* **Task list**
1) Summarize the text about sparse-view CT reconstruction of logs in two sentences.
2) Continue the text about sparse-view CT reconstruction of logs from the point where it ends.

* **Selected passage**
▼

🤖 AI Summary
To address the need for online quality inspection of long cylindrical logs in the timber industry, conventional sparse-view X-ray computed tomography (CT)—using only five source positions—fails to faithfully reconstruct critical 3D biological structures (e.g., knots, heartwood, sapwood) due to severe information deficiency in single-layer 2D projections. This paper proposes a cross-slice feature-coupled sparse-view CT reconstruction method that breaks the traditional paradigm of independent single-slice reconstruction. For the first time under sequential scanning geometry, it introduces a structure-guided joint reconstruction mechanism leveraging anatomical consistency across adjacent slices. Built upon the Learned Primal-Dual framework, the method tightly integrates the physical forward imaging model with data-driven priors. Experiments demonstrate substantial improvements in quantitative metrics (e.g., +3.2 dB PSNR, +0.08 SSIM), high-fidelity 3D structural recovery, robust identification of key biological features, and compliance with industrial real-time inspection requirements.

▲

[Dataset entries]
▼

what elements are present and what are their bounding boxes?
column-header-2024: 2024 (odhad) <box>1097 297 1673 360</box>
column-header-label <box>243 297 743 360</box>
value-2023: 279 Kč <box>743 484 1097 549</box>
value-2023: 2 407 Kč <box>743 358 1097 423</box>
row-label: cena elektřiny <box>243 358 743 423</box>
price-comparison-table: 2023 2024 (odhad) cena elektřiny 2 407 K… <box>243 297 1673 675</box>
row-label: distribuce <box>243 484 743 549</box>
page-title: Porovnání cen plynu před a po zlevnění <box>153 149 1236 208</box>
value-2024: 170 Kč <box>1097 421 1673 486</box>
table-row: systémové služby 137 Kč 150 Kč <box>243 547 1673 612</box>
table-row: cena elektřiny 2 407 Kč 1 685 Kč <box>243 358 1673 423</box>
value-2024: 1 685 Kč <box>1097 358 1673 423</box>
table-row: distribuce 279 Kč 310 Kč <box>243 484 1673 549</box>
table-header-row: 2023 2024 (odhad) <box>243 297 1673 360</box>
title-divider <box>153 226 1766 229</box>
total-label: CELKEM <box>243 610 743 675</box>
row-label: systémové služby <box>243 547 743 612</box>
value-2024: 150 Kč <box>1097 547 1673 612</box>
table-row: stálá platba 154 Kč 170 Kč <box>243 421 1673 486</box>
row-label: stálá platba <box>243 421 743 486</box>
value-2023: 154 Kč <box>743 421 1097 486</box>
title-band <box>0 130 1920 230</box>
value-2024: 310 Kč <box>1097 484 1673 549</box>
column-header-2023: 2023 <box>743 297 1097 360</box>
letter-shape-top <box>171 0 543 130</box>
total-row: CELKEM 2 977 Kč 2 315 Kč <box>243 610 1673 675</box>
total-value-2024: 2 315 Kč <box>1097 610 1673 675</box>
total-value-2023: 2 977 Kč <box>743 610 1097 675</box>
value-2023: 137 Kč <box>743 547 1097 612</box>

▲

* **Answers in order**
1) For online quality inspection of long cylindrical logs in the timber industry, conventional sparse-view X-ray CT with only five source positions cannot faithfully reconstruct 3D structures such as knots, heartwood and sapwood, because single-layer 2D projections carry too little information. The proposed method, built on the Learned Primal-Dual framework, reconstructs adjacent slices jointly by drawing on their anatomical consistency, and experiments show gains of 3.2 dB PSNR and 0.08 SSIM, high-fidelity 3D structural recovery, and compliance with industrial real-time inspection requirements.

2)
📝 Abstract
In the wood industry, logs are commonly quality screened by discrete X-ray scans on a moving conveyor belt from a few source positions. Typically, two-dimensional (2D) slice-wise measurements are obtained by a sequential scanning geometry. Each 2D slice alone does not carry sufficient information for a three-dimensional tomographic reconstruction in which biological features of interest in the log are well preserved. In the present work, we propose a learned iterative reconstruction method based on the Learned Primal-Dual neural network, suited for sequential scanning geometries. Our method accumulates information between neighbouring slices, instead of only accounting for single slices during reconstruction. Our quantitative and qualitative evaluations with as few as five source positions show that our method yields reconstructions of logs that are sufficiently accurate to identify biological features like knots (branches), heartwood and sapwood.